### Stated goal
The records below are split into lines. How many of those lines contain the string "INTERNAL"? Reply with the number only.

══ Given records

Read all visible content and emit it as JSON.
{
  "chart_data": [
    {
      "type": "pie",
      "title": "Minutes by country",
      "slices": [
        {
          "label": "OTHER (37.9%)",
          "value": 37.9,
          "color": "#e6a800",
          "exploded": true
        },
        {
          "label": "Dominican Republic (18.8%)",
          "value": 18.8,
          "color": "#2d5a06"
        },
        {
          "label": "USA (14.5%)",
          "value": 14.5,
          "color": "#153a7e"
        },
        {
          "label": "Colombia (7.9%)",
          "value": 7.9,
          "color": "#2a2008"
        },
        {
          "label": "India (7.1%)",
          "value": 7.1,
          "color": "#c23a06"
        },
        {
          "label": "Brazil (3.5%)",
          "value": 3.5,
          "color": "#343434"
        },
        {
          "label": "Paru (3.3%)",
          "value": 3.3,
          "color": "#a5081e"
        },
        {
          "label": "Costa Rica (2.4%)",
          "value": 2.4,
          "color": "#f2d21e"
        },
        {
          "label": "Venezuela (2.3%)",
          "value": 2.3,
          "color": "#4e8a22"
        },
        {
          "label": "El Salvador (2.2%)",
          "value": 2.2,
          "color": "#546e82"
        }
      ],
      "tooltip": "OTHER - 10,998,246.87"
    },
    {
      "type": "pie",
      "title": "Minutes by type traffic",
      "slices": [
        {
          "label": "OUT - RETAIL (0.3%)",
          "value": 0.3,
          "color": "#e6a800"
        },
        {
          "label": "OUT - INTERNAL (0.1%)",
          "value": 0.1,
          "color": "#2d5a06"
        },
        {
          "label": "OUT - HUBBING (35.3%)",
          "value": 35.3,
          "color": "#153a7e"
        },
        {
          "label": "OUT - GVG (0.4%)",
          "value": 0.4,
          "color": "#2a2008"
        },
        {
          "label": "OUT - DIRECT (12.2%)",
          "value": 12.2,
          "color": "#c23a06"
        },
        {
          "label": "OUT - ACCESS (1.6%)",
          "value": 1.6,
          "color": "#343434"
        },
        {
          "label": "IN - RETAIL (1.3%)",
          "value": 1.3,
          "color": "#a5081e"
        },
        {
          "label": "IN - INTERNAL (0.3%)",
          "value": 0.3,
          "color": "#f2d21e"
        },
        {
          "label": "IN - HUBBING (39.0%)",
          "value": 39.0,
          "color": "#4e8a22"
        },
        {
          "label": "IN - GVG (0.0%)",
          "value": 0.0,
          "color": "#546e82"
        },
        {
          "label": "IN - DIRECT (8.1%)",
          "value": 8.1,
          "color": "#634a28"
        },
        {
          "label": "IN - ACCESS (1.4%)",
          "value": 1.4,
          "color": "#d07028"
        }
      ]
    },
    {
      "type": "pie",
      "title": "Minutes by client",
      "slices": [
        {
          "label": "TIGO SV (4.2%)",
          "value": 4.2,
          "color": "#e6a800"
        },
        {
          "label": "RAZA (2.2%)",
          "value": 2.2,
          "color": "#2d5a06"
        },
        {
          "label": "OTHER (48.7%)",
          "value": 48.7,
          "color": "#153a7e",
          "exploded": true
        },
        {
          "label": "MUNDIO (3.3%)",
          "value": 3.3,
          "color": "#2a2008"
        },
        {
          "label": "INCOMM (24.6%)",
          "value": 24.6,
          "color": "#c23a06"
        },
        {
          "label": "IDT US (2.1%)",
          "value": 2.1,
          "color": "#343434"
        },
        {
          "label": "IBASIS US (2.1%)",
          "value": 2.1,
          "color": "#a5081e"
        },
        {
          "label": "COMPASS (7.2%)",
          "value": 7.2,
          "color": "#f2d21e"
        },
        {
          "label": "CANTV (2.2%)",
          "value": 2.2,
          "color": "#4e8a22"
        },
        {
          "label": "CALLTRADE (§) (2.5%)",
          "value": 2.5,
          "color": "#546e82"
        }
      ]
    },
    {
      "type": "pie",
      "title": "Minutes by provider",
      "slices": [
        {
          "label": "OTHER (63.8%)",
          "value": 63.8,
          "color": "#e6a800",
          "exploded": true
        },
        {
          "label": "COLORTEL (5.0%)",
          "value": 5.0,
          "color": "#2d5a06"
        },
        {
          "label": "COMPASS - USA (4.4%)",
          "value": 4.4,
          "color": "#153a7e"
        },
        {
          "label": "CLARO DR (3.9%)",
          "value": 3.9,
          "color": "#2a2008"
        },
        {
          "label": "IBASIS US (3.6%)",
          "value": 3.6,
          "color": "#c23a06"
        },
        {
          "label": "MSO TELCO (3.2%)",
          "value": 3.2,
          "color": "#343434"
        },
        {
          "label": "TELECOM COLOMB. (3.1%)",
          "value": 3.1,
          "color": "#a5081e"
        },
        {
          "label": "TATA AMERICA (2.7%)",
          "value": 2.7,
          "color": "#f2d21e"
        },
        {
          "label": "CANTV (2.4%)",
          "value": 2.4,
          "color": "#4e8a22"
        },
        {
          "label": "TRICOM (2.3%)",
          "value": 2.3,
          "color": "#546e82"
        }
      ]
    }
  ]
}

════

### Solution below
2